_The problem_. Looking at the listing, state how many of its lines contain the string "strike". Write only the number.

>>>>>

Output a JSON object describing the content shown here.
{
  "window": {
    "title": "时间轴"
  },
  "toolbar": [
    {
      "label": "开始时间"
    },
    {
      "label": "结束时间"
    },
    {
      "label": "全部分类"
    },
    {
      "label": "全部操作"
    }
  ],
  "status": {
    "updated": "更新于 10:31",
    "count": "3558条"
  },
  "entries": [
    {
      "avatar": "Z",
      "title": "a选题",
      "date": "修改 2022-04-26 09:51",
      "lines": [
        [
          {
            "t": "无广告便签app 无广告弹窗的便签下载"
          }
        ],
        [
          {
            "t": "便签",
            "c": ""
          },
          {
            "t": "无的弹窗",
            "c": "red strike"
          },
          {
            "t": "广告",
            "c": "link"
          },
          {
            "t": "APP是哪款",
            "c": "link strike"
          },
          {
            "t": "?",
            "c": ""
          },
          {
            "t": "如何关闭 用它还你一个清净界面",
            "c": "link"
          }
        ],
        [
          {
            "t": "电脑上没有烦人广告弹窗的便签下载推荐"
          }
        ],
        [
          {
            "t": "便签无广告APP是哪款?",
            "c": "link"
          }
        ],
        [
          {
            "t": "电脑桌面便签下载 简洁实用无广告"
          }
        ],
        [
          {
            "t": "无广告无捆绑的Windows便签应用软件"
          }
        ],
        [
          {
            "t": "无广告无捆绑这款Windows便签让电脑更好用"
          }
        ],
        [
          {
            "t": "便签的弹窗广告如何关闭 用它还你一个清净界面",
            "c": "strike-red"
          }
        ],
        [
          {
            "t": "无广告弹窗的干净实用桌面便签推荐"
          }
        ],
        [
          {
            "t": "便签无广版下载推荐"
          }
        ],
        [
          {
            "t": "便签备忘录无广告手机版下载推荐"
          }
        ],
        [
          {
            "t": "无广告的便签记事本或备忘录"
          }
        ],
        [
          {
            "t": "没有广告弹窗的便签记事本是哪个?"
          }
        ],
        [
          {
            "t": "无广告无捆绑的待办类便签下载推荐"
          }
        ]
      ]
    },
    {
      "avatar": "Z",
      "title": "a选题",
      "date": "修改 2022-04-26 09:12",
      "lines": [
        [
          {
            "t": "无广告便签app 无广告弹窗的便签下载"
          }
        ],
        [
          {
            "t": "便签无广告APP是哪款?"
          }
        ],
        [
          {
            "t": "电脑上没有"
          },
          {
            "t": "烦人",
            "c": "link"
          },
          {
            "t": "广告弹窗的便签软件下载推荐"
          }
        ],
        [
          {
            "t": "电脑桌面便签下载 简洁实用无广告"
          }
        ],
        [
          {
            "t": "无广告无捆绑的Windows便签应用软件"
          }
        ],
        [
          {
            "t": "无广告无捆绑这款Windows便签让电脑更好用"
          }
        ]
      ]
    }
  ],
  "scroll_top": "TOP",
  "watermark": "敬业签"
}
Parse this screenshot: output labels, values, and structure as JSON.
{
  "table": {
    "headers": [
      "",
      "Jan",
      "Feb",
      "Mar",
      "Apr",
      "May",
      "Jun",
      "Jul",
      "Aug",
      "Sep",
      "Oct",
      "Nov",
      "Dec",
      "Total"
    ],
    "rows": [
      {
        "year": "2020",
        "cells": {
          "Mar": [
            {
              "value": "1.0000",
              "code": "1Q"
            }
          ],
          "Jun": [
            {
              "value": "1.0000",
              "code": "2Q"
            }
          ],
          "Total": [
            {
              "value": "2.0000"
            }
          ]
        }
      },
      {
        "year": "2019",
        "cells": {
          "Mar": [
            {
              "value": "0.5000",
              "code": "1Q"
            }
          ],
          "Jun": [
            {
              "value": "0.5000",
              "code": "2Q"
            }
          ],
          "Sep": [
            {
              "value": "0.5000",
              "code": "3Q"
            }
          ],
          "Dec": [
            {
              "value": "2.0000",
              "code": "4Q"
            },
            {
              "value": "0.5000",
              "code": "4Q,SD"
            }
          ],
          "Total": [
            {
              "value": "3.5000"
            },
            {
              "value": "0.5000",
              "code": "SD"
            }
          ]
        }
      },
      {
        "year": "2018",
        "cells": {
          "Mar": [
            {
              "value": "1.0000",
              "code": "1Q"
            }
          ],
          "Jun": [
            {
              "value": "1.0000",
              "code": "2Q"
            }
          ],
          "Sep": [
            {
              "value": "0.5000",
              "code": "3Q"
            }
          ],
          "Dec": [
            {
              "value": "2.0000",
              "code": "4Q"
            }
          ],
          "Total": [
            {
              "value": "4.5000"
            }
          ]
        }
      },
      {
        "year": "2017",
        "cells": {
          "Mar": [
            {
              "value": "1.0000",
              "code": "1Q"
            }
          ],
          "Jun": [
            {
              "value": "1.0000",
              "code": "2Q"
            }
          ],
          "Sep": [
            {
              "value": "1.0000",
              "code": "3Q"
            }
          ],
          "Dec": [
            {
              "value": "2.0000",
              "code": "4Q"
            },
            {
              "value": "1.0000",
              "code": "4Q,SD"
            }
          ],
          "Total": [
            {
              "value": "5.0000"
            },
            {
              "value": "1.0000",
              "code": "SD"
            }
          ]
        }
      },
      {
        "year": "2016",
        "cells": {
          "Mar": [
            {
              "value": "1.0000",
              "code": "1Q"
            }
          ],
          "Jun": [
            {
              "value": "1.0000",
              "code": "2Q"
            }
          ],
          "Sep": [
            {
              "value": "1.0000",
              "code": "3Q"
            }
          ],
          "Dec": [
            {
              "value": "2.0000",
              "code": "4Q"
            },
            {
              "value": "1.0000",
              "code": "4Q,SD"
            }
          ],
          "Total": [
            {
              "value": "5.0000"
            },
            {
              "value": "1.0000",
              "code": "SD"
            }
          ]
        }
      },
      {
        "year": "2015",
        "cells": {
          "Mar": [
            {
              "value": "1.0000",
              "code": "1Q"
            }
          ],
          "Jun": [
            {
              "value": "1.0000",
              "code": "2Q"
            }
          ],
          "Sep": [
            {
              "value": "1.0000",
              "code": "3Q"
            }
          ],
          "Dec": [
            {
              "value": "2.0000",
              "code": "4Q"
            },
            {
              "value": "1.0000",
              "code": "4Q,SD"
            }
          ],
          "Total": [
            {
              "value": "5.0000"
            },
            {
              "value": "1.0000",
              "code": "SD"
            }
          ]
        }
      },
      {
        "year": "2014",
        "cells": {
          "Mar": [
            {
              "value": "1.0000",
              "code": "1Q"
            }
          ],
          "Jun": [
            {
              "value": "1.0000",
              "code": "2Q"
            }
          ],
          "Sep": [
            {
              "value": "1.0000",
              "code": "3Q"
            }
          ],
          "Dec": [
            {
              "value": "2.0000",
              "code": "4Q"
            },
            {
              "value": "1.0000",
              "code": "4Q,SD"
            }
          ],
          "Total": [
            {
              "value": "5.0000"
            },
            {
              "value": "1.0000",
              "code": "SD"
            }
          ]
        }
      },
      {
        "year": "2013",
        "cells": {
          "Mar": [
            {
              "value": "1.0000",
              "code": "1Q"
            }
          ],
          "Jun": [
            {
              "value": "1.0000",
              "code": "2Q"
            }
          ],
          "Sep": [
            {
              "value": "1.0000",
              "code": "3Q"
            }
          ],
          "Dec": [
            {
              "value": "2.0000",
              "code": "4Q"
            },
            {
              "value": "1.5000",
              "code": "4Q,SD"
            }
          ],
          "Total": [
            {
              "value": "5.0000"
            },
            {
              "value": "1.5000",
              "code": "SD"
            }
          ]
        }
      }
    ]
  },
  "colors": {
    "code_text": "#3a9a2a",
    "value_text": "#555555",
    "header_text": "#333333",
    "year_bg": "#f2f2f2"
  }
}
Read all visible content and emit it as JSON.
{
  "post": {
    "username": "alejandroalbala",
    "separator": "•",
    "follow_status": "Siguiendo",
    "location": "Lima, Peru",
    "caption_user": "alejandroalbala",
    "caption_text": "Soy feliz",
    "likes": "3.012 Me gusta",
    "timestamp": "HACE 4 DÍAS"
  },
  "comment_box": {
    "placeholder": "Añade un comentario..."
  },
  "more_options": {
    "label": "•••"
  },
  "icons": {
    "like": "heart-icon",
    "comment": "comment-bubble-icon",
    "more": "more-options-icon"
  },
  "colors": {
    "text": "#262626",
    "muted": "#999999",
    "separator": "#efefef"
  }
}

<<<<<

_Answer for this exercise_. 3